[Task statement]:
Extract all lines in the data that contain the word "pages".
[begin Records for this exercise]
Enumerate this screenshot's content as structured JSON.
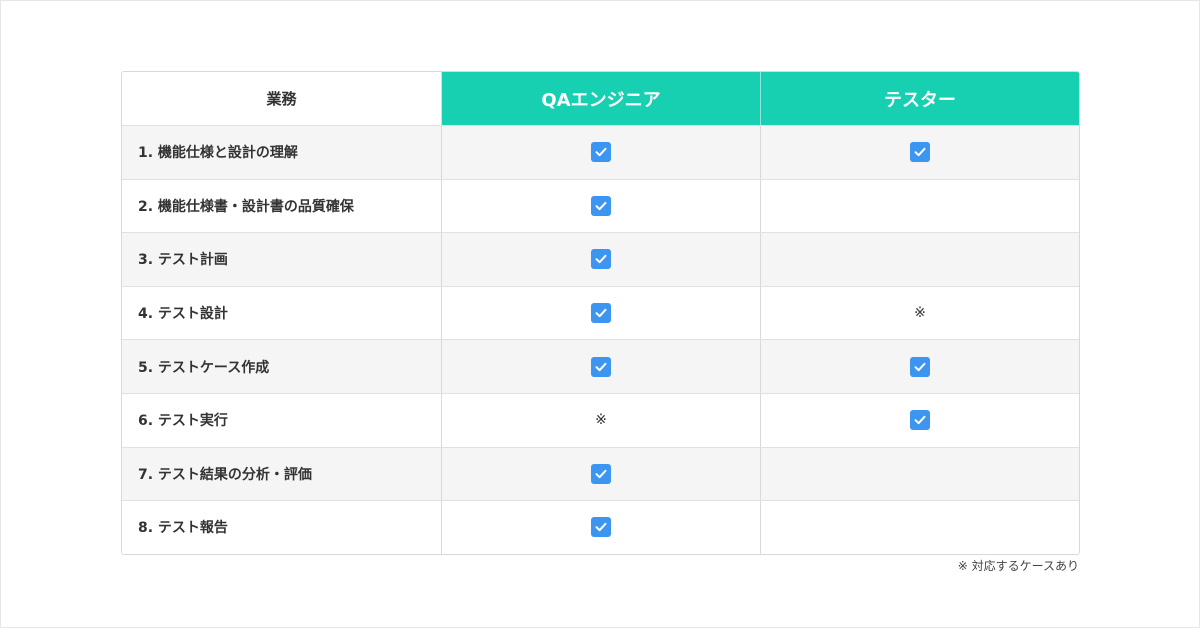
{
  "table": {
    "headers": [
      "業務",
      "QAエンジニア",
      "テスター"
    ],
    "rows": [
      {
        "task": "1. 機能仕様と設計の理解",
        "qa": "check",
        "tester": "check"
      },
      {
        "task": "2. 機能仕様書・設計書の品質確保",
        "qa": "check",
        "tester": "none"
      },
      {
        "task": "3. テスト計画",
        "qa": "check",
        "tester": "none"
      },
      {
        "task": "4. テスト設計",
        "qa": "check",
        "tester": "※"
      },
      {
        "task": "5. テストケース作成",
        "qa": "check",
        "tester": "check"
      },
      {
        "task": "6. テスト実行",
        "qa": "※",
        "tester": "check"
      },
      {
        "task": "7. テスト結果の分析・評価",
        "qa": "check",
        "tester": "none"
      },
      {
        "task": "8. テスト報告",
        "qa": "check",
        "tester": "none"
      }
    ]
  },
  "note": "※ 対応するケースあり",
  "colors": {
    "header_accent": "#17cfb1",
    "checkbox": "#3d95f2"
  },
  "icons": {
    "check": "checkbox-checked-icon"
  }
}
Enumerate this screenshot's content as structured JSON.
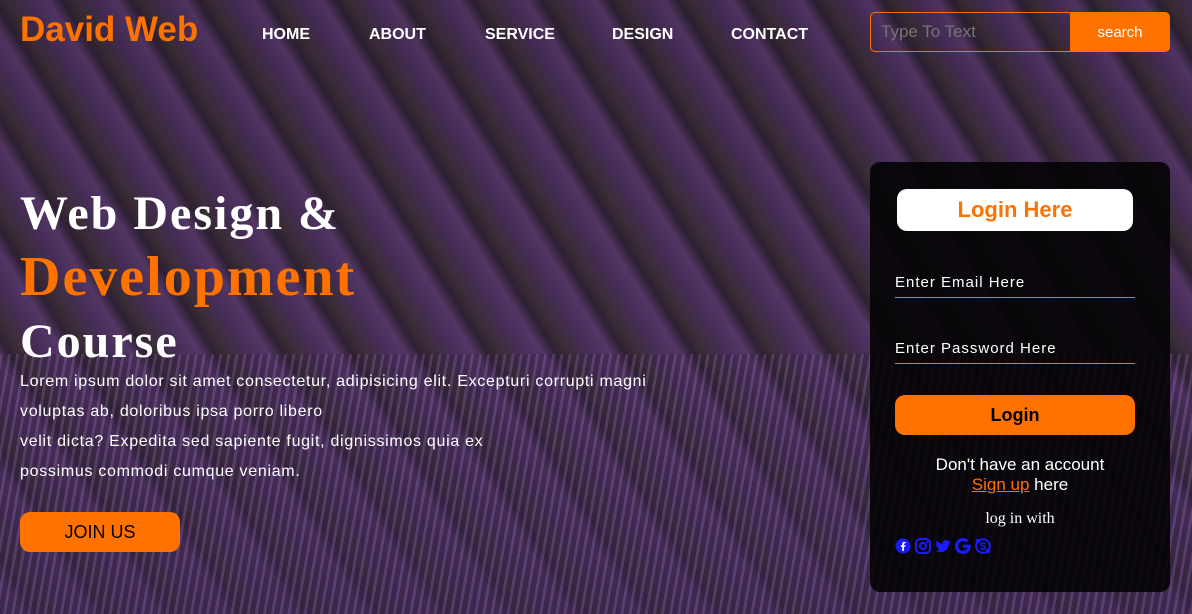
{
  "header": {
    "logo": "David Web",
    "nav": [
      "HOME",
      "ABOUT",
      "SERVICE",
      "DESIGN",
      "CONTACT"
    ],
    "search_placeholder": "Type To Text",
    "search_button": "search"
  },
  "hero": {
    "line1": "Web Design &",
    "line2": "Development",
    "line3": "Course",
    "paragraph": [
      "Lorem ipsum dolor sit amet consectetur, adipisicing elit. Excepturi corrupti magni",
      "voluptas ab, doloribus ipsa porro libero",
      "velit dicta? Expedita sed sapiente fugit, dignissimos quia ex",
      "possimus commodi cumque veniam."
    ],
    "join_button": "JOIN US"
  },
  "login": {
    "title": "Login Here",
    "email_placeholder": "Enter Email Here",
    "password_placeholder": "Enter Password Here",
    "button": "Login",
    "account_text": "Don't have an account",
    "signup_link": "Sign up",
    "signup_suffix": " here",
    "login_with": "log in with",
    "social_icons": [
      "facebook-icon",
      "instagram-icon",
      "twitter-icon",
      "google-icon",
      "skype-icon"
    ]
  },
  "colors": {
    "accent": "#ff7200",
    "social_icon": "#1a1aff"
  }
}
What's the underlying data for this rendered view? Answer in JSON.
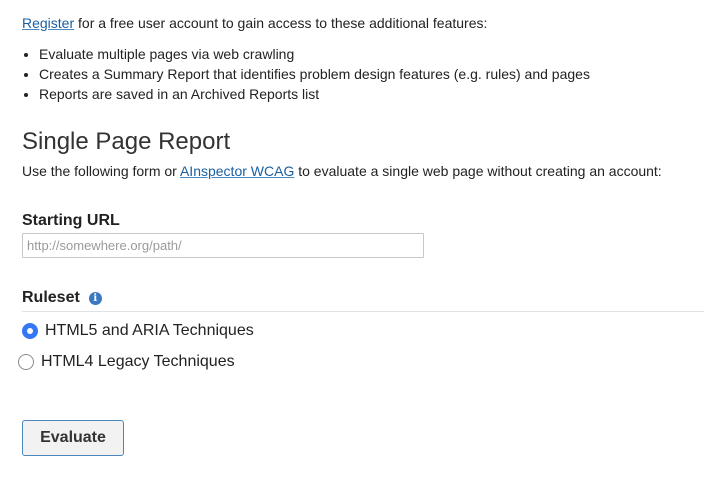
{
  "intro": {
    "register_link": "Register",
    "text": " for a free user account to gain access to these additional features:"
  },
  "features": [
    "Evaluate multiple pages via web crawling",
    "Creates a Summary Report that identifies problem design features (e.g. rules) and pages",
    "Reports are saved in an Archived Reports list"
  ],
  "section": {
    "title": "Single Page Report",
    "desc_before": "Use the following form or ",
    "desc_link": "AInspector WCAG",
    "desc_after": " to evaluate a single web page without creating an account:"
  },
  "form": {
    "url_label": "Starting URL",
    "url_placeholder": "http://somewhere.org/path/",
    "url_value": "",
    "ruleset_label": "Ruleset",
    "rulesets": [
      {
        "label": "HTML5 and ARIA Techniques",
        "selected": true
      },
      {
        "label": "HTML4 Legacy Techniques",
        "selected": false
      }
    ],
    "submit_label": "Evaluate"
  },
  "colors": {
    "link": "#1a5fa0",
    "radio_selected": "#3478f6",
    "info_icon": "#3b78c2",
    "button_border": "#4a86c0"
  }
}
[end Records for this exercise]
[Result]:
    "Evaluate multiple pages via web crawling",
    "Creates a Summary Report that identifies problem design features (e.g. rules) and pages",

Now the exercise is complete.